[Job]: Extract every line that contains the string "Selecting".

----------------

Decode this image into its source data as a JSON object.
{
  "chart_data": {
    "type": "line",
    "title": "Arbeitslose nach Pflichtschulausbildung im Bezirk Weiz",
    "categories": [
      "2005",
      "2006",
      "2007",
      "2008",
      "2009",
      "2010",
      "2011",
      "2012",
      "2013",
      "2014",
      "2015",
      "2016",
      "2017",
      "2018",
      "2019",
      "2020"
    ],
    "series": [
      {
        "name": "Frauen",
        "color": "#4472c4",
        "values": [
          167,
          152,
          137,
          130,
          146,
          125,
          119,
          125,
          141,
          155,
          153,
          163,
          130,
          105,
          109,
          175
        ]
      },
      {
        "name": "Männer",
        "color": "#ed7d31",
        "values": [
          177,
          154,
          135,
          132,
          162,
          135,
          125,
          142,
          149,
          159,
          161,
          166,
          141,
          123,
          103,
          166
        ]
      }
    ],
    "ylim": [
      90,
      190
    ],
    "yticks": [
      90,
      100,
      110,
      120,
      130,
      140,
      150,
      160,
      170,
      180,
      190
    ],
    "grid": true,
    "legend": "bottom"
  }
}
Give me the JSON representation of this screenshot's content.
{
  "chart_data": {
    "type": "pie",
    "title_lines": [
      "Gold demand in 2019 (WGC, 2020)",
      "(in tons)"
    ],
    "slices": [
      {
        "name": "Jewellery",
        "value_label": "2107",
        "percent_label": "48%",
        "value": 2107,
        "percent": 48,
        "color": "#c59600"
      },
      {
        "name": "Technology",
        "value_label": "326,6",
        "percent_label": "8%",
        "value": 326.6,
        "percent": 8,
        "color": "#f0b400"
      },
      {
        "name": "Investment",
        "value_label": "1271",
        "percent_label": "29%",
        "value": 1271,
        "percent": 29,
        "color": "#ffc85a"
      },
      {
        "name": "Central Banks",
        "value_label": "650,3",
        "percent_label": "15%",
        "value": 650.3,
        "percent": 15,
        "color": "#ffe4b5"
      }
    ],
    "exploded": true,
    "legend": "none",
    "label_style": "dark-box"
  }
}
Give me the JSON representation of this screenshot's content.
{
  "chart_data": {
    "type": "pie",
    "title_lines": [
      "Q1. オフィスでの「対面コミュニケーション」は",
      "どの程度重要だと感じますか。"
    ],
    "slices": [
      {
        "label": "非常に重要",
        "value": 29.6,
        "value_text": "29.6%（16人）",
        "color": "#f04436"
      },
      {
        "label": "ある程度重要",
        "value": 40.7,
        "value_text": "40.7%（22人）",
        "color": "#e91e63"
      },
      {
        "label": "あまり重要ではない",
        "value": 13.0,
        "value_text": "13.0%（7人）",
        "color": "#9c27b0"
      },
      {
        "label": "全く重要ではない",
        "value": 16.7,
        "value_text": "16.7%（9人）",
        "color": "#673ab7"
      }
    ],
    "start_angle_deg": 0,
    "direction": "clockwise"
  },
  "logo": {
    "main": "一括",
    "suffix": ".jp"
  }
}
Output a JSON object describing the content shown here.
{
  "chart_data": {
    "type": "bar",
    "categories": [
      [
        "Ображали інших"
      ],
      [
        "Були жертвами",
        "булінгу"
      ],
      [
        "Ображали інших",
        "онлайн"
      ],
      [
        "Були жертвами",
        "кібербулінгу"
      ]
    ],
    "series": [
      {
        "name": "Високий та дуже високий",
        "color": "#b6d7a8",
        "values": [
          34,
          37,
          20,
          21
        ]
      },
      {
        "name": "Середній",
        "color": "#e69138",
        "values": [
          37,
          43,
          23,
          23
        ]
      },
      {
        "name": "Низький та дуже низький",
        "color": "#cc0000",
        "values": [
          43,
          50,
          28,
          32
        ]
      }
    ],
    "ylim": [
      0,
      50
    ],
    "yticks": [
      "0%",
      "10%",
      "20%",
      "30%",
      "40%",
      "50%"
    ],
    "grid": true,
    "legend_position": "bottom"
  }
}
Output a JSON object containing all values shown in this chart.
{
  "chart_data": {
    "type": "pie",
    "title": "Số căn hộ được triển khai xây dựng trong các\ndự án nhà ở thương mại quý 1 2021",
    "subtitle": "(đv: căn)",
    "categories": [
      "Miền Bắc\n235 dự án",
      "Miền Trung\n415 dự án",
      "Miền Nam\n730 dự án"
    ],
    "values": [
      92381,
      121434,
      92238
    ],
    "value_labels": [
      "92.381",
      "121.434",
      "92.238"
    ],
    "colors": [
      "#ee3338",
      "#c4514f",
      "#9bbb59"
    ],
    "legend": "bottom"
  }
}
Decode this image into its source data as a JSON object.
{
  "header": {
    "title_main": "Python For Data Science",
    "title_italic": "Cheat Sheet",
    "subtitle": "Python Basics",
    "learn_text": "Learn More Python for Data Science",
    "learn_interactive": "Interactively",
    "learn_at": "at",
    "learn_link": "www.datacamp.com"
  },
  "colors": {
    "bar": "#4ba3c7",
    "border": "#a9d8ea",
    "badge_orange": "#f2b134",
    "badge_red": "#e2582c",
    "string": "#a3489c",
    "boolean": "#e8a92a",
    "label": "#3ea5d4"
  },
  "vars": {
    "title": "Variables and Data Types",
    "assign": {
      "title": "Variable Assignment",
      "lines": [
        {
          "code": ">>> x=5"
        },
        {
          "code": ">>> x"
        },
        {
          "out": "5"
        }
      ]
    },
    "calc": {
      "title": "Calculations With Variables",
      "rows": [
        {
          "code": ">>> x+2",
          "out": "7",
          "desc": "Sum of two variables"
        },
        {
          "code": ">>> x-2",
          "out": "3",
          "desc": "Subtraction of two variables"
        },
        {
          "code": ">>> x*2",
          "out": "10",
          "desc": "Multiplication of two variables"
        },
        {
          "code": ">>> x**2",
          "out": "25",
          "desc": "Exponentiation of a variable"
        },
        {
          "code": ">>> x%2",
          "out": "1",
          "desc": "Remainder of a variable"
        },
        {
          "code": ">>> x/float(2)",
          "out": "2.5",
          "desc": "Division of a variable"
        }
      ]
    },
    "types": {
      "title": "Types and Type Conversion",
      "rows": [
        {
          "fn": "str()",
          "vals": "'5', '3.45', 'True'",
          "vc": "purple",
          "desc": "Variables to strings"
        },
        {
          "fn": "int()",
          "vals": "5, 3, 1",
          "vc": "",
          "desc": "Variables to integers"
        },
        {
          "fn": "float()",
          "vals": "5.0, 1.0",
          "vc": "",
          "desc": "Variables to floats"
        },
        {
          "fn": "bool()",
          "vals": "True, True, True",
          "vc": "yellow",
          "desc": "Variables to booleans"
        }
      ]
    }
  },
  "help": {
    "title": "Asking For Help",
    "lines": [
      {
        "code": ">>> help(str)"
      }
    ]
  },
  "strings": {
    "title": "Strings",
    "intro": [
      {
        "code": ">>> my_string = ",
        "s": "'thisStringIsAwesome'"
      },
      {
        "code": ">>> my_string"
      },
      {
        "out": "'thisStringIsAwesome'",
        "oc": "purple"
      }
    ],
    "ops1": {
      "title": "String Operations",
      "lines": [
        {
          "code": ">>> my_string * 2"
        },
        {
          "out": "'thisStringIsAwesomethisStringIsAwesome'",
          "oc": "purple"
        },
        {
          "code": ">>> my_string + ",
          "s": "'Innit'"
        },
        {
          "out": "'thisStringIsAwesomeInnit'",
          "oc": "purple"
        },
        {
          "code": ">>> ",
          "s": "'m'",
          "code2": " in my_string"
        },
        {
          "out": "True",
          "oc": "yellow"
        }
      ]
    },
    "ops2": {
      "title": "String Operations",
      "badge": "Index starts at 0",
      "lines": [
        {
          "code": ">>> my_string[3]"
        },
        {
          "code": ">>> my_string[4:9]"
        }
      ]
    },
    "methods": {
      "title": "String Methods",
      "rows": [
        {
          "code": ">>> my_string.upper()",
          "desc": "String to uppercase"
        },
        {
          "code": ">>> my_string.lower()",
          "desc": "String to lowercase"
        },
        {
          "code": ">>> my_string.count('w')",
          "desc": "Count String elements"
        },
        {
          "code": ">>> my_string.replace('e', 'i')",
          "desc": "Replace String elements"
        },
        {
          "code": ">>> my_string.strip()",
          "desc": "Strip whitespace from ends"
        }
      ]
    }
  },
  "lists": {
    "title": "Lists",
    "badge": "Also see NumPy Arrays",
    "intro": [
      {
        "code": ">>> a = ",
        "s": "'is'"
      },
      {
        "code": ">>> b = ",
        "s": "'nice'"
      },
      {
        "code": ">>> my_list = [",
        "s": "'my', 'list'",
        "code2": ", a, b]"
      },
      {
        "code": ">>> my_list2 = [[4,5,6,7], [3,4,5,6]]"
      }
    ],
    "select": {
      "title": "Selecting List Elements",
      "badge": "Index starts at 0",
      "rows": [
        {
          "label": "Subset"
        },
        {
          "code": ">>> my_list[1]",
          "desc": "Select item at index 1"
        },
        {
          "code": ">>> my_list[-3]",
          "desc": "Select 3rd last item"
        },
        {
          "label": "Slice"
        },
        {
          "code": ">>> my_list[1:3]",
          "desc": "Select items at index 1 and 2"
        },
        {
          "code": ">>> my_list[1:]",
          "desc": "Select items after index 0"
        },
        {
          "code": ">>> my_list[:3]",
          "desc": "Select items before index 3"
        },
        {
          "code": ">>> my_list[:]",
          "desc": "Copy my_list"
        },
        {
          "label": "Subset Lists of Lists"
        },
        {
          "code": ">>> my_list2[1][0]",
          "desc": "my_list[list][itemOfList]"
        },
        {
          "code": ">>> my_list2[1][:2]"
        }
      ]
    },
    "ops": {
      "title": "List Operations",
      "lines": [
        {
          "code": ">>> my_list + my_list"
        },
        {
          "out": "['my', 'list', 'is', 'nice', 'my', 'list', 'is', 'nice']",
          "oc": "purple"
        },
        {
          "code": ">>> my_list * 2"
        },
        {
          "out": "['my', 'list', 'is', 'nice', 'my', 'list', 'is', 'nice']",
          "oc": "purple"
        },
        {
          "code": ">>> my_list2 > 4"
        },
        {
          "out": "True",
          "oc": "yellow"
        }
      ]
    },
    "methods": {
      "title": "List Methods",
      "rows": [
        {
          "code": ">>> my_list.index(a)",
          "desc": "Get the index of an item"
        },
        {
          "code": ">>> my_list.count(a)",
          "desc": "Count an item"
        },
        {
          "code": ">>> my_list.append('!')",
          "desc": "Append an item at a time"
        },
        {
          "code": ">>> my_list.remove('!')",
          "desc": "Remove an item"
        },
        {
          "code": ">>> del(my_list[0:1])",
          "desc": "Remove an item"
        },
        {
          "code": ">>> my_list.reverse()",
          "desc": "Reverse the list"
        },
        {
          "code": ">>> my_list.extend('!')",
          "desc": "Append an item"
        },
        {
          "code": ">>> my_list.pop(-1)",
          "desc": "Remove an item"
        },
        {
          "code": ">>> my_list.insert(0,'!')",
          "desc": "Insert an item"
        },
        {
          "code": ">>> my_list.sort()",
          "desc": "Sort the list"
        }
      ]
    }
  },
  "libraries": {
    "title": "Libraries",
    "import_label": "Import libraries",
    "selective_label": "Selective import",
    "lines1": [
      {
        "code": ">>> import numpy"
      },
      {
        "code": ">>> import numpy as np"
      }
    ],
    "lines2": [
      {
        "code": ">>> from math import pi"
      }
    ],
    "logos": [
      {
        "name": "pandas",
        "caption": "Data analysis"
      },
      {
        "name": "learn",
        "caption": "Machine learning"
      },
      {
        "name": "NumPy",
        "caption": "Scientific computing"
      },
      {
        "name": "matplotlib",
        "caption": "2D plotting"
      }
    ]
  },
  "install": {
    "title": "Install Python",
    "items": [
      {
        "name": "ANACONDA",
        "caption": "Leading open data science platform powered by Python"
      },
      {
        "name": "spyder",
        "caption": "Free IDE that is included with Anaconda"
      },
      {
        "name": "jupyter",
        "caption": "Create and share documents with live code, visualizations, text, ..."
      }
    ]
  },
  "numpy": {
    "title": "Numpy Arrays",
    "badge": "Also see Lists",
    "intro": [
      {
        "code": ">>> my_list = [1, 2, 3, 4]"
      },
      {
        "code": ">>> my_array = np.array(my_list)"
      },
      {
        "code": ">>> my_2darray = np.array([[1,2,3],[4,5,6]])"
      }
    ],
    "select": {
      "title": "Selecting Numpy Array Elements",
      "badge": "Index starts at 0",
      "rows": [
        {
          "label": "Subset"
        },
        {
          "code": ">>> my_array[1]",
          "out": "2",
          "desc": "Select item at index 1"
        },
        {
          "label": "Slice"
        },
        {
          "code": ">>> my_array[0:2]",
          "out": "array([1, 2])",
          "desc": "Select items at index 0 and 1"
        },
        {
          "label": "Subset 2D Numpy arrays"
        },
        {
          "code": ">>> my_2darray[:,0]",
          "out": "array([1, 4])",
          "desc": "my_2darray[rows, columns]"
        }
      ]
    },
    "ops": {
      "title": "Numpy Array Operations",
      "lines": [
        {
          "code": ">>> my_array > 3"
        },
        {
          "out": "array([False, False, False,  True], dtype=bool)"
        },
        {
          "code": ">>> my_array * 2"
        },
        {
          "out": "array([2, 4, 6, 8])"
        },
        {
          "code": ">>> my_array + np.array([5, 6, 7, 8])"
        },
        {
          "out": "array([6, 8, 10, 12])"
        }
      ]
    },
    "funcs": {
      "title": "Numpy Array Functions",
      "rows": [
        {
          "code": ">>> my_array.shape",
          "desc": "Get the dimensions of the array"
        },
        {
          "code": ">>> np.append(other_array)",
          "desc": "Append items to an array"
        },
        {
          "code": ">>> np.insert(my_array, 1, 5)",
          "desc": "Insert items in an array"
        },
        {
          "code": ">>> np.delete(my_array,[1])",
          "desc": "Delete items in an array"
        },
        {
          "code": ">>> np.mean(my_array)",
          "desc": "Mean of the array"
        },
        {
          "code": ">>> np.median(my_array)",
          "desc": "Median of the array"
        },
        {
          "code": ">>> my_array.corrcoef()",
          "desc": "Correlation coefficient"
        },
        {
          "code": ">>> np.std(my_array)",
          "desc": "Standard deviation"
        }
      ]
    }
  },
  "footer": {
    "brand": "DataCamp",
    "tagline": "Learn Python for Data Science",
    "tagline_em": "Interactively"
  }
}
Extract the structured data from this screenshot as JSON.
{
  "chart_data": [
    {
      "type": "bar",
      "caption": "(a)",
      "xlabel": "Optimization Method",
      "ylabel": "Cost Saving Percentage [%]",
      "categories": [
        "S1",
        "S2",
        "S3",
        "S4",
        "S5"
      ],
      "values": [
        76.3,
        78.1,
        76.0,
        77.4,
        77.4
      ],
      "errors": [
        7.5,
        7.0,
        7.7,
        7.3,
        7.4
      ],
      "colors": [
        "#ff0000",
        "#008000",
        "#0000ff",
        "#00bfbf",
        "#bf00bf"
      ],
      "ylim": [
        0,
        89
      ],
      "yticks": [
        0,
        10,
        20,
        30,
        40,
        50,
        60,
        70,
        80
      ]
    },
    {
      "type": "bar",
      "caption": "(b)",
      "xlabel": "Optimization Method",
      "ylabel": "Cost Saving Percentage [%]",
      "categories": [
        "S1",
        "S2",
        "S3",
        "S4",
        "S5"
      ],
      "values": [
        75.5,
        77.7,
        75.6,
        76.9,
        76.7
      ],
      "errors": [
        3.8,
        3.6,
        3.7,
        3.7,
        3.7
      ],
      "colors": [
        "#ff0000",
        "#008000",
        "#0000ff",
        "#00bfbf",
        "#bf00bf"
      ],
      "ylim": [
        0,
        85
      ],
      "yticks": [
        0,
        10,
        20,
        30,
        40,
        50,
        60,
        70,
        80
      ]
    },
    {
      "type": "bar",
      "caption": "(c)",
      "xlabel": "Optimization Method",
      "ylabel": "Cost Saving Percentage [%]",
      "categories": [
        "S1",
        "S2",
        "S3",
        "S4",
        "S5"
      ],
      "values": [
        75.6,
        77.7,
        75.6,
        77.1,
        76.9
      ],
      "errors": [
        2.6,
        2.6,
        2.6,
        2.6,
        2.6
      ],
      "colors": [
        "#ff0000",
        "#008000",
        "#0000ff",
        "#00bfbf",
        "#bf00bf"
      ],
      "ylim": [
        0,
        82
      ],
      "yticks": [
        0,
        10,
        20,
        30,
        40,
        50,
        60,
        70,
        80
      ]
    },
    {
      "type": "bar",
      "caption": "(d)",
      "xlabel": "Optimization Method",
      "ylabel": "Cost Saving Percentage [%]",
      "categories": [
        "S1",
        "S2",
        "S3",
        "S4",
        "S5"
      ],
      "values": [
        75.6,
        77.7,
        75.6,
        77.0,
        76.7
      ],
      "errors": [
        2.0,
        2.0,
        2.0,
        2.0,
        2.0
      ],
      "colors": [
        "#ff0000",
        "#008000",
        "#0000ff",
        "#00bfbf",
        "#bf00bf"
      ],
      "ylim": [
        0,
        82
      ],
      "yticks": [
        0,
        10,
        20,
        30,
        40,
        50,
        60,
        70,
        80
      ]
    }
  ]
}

----------------

[Final answer]:
      "title": "Selecting List Elements",
      "title": "Selecting Numpy Array Elements",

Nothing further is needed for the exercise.